■ Quoted passage:

»»

Hrm... with this query you are not choosing a static set of weeks. For instance if you ran this today, then ran it again tomorrow you'd get different results even if none of the data had changed because some data would have moved weeks, is that what you intended? Or are you taking greater pains to suppress 'wrong' date selections in your actual database?
You have two possibilities with this query
1. The year ends ends on a saturday which coincides exactly with your week function so you have no problems (ends at 52 weeks)
2. the year doesn't end on a saturday and you have a problem (ends at 53 weeks)
What your query is actually doing is throwing december 29, 30 and 31 into week 53 of the 'old year' and january 1, 2, 3 and 4 into week 1 of the new year.
so try this:
Code:
TRANSFORM Count(Loads.PRO) AS CountOfPRO
SELECT Loads.CustomerID
FROM Loads
WHERE (((Loads.PickupDate) Between Date()-112 And Date()))
GROUP BY Loads.CustomerID
ORDER BY IIf(DatePart("ww",[pickupdate])=53,(Format(CDate("1/1/" & DatePart("yyyy",Date())),"yyyy-ww")),Format([pickupdate],"yyyy-ww")) DESC
PIVOT IIf(DatePart("ww",[pickupdate])=53,(Format(CDate("1/1/" & DatePart("yyyy",Date())),"yyyy-ww")),Format([pickupdate],"yyyy-ww"));
I'm basically saying that if the week is 53, convert the date of the first day of the year's week rather than using the 53 value.

««

■ Data shown:
»»

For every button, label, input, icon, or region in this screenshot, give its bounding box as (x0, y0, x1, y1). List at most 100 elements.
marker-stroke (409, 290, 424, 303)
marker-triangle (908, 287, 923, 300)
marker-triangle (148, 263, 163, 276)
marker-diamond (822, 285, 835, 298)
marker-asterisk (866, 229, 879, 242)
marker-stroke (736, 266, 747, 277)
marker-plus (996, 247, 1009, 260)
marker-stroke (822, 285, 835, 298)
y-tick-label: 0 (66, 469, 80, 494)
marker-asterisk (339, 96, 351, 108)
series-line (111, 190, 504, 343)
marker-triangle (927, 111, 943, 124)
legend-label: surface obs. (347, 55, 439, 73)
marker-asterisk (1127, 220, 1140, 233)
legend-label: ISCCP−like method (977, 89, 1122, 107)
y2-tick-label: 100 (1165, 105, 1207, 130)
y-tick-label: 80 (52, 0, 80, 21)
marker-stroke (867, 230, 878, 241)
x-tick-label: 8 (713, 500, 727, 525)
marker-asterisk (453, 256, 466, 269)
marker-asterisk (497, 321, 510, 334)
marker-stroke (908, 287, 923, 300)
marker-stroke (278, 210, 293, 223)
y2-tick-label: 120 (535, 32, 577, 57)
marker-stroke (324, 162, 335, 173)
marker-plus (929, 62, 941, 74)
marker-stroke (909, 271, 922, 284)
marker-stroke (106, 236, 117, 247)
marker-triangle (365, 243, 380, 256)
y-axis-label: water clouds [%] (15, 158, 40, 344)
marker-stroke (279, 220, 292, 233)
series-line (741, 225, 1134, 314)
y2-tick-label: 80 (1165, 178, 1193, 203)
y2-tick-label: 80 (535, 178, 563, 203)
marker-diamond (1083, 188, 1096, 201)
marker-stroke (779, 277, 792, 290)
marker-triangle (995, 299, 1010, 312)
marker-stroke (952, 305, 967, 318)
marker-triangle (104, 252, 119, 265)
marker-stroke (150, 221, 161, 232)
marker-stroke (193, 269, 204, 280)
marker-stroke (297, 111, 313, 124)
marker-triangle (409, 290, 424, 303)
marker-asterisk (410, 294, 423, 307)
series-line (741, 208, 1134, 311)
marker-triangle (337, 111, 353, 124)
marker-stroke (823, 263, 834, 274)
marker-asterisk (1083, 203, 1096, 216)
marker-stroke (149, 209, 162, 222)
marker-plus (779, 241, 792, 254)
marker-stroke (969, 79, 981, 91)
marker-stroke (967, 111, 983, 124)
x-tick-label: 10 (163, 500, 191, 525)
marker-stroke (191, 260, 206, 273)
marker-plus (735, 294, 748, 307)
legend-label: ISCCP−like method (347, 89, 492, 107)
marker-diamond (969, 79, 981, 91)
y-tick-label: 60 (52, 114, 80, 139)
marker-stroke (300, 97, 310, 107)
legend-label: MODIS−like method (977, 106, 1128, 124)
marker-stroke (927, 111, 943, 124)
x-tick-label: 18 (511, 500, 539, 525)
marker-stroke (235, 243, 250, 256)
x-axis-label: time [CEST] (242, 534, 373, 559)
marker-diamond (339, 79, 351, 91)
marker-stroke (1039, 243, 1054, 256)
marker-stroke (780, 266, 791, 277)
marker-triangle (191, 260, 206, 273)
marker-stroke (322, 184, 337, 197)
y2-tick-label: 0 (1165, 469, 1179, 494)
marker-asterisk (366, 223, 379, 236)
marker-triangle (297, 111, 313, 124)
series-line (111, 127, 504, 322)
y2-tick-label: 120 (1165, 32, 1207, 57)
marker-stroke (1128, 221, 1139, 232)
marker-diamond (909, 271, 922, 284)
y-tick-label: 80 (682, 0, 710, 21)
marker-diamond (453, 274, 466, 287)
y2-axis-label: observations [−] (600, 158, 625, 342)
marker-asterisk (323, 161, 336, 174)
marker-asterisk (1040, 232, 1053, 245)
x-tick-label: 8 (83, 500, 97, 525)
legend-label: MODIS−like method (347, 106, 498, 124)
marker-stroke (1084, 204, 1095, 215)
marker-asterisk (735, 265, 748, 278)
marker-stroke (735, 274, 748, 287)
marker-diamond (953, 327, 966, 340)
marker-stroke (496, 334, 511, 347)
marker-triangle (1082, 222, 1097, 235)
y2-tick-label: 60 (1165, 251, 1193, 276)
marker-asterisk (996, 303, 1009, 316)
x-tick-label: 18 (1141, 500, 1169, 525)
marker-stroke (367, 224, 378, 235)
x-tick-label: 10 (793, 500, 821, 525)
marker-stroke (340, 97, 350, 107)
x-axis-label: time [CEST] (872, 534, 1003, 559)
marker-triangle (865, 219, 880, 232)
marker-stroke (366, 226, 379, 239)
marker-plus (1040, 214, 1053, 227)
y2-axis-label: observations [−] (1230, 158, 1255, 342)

««

■ Tasks to carry out:
1. Answer each question from the week-numbering post.
(a) How many weeks does the year end at when it ends on a Saturday?
(b) Which December dates does the query put into week 53 of the old year?
(c) From which table does the suggested query draw its data?
2. List every SQL clause keyword that begins a line of the query in the week-numbering post, in the order they appear.
3. Decide whether each statement agrees with the week-numbering post. Answer yes or no, and quote the words from the post that settle it.
(a) The original query selects a fixed set of weeks that stays the same from one day to the next.
(b) The suggested query limits pickup dates to the period from 112 days ago through today.
(c) The suggested query groups its results by customer ID.

■ Solutions below:
1.
(a) 52 weeks
(b) December 29, 30 and 31
(c) Loads

2. TRANSFORM, SELECT, FROM, WHERE, GROUP BY, ORDER BY, PIVOT

3.
(a) No: "with this query you are not choosing a static set of weeks"
(b) Yes: "Between Date()-112 And Date()"
(c) Yes: "GROUP BY Loads.CustomerID"